» **Requirement**:
Return all of the lines below exactly as they are.
--- Start Task inputs ---
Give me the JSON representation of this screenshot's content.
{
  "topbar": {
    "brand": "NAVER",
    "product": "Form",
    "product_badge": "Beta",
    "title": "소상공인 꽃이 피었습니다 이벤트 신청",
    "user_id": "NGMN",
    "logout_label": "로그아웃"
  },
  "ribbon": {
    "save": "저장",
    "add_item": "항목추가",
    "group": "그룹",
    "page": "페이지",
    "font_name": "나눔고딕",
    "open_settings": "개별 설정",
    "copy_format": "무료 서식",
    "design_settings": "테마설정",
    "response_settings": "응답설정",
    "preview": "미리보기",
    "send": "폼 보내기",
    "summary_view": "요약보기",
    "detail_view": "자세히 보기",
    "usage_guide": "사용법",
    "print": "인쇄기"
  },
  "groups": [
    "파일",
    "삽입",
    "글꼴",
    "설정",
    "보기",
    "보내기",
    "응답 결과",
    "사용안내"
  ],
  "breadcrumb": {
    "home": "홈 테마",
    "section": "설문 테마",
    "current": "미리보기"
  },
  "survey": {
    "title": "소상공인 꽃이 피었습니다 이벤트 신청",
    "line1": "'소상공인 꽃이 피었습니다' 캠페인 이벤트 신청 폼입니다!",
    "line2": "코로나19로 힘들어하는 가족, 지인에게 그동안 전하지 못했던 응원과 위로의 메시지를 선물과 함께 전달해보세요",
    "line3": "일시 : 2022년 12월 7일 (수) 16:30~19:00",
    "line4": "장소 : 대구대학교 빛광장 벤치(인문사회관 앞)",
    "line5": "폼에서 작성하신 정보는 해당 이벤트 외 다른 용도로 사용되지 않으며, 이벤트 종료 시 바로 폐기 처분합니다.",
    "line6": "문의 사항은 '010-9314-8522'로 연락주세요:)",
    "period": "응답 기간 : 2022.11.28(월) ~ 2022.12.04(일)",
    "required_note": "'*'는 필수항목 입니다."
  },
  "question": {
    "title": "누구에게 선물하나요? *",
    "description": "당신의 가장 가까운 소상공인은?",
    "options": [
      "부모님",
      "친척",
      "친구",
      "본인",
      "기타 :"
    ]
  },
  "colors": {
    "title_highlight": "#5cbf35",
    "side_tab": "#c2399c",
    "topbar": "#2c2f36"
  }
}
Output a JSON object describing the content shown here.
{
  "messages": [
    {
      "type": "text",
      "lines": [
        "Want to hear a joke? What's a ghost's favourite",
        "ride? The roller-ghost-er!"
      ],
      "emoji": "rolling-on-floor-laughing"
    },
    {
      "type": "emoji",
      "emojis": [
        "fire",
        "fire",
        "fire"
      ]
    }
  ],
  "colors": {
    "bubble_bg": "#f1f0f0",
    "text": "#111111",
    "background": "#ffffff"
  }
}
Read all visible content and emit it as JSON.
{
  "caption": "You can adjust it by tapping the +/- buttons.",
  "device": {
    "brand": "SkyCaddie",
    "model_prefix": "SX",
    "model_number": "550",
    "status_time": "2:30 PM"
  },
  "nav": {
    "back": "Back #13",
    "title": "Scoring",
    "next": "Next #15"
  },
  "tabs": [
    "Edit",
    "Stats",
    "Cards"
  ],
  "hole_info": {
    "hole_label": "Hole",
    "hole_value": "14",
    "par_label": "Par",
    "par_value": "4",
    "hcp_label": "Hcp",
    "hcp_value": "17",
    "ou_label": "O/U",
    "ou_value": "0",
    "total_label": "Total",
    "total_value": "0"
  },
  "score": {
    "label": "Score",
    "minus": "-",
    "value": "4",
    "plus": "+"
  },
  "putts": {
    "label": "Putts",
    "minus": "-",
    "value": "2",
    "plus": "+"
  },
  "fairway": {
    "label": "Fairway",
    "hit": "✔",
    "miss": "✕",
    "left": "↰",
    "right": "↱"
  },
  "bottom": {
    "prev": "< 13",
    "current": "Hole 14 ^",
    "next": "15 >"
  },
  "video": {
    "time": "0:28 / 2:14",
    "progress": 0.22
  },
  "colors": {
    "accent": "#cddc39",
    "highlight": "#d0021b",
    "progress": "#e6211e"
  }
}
--- End Task inputs ---
» **Solution for this problem**:
Give me the JSON representation of this screenshot's content.
{
  "topbar": {
    "brand": "NAVER",
    "product": "Form",
    "product_badge": "Beta",
    "title": "소상공인 꽃이 피었습니다 이벤트 신청",
    "user_id": "NGMN",
    "logout_label": "로그아웃"
  },
  "ribbon": {
    "save": "저장",
    "add_item": "항목추가",
    "group": "그룹",
    "page": "페이지",
    "font_name": "나눔고딕",
    "open_settings": "개별 설정",
    "copy_format": "무료 서식",
    "design_settings": "테마설정",
    "response_settings": "응답설정",
    "preview": "미리보기",
    "send": "폼 보내기",
    "summary_view": "요약보기",
    "detail_view": "자세히 보기",
    "usage_guide": "사용법",
    "print": "인쇄기"
  },
  "groups": [
    "파일",
    "삽입",
    "글꼴",
    "설정",
    "보기",
    "보내기",
    "응답 결과",
    "사용안내"
  ],
  "breadcrumb": {
    "home": "홈 테마",
    "section": "설문 테마",
    "current": "미리보기"
  },
  "survey": {
    "title": "소상공인 꽃이 피었습니다 이벤트 신청",
    "line1": "'소상공인 꽃이 피었습니다' 캠페인 이벤트 신청 폼입니다!",
    "line2": "코로나19로 힘들어하는 가족, 지인에게 그동안 전하지 못했던 응원과 위로의 메시지를 선물과 함께 전달해보세요",
    "line3": "일시 : 2022년 12월 7일 (수) 16:30~19:00",
    "line4": "장소 : 대구대학교 빛광장 벤치(인문사회관 앞)",
    "line5": "폼에서 작성하신 정보는 해당 이벤트 외 다른 용도로 사용되지 않으며, 이벤트 종료 시 바로 폐기 처분합니다.",
    "line6": "문의 사항은 '010-9314-8522'로 연락주세요:)",
    "period": "응답 기간 : 2022.11.28(월) ~ 2022.12.04(일)",
    "required_note": "'*'는 필수항목 입니다."
  },
  "question": {
    "title": "누구에게 선물하나요? *",
    "description": "당신의 가장 가까운 소상공인은?",
    "options": [
      "부모님",
      "친척",
      "친구",
      "본인",
      "기타 :"
    ]
  },
  "colors": {
    "title_highlight": "#5cbf35",
    "side_tab": "#c2399c",
    "topbar": "#2c2f36"
  }
}
Output a JSON object describing the content shown here.
{
  "messages": [
    {
      "type": "text",
      "lines": [
        "Want to hear a joke? What's a ghost's favourite",
        "ride? The roller-ghost-er!"
      ],
      "emoji": "rolling-on-floor-laughing"
    },
    {
      "type": "emoji",
      "emojis": [
        "fire",
        "fire",
        "fire"
      ]
    }
  ],
  "colors": {
    "bubble_bg": "#f1f0f0",
    "text": "#111111",
    "background": "#ffffff"
  }
}
Read all visible content and emit it as JSON.
{
  "caption": "You can adjust it by tapping the +/- buttons.",
  "device": {
    "brand": "SkyCaddie",
    "model_prefix": "SX",
    "model_number": "550",
    "status_time": "2:30 PM"
  },
  "nav": {
    "back": "Back #13",
    "title": "Scoring",
    "next": "Next #15"
  },
  "tabs": [
    "Edit",
    "Stats",
    "Cards"
  ],
  "hole_info": {
    "hole_label": "Hole",
    "hole_value": "14",
    "par_label": "Par",
    "par_value": "4",
    "hcp_label": "Hcp",
    "hcp_value": "17",
    "ou_label": "O/U",
    "ou_value": "0",
    "total_label": "Total",
    "total_value": "0"
  },
  "score": {
    "label": "Score",
    "minus": "-",
    "value": "4",
    "plus": "+"
  },
  "putts": {
    "label": "Putts",
    "minus": "-",
    "value": "2",
    "plus": "+"
  },
  "fairway": {
    "label": "Fairway",
    "hit": "✔",
    "miss": "✕",
    "left": "↰",
    "right": "↱"
  },
  "bottom": {
    "prev": "< 13",
    "current": "Hole 14 ^",
    "next": "15 >"
  },
  "video": {
    "time": "0:28 / 2:14",
    "progress": 0.22
  },
  "colors": {
    "accent": "#cddc39",
    "highlight": "#d0021b",
    "progress": "#e6211e"
  }
}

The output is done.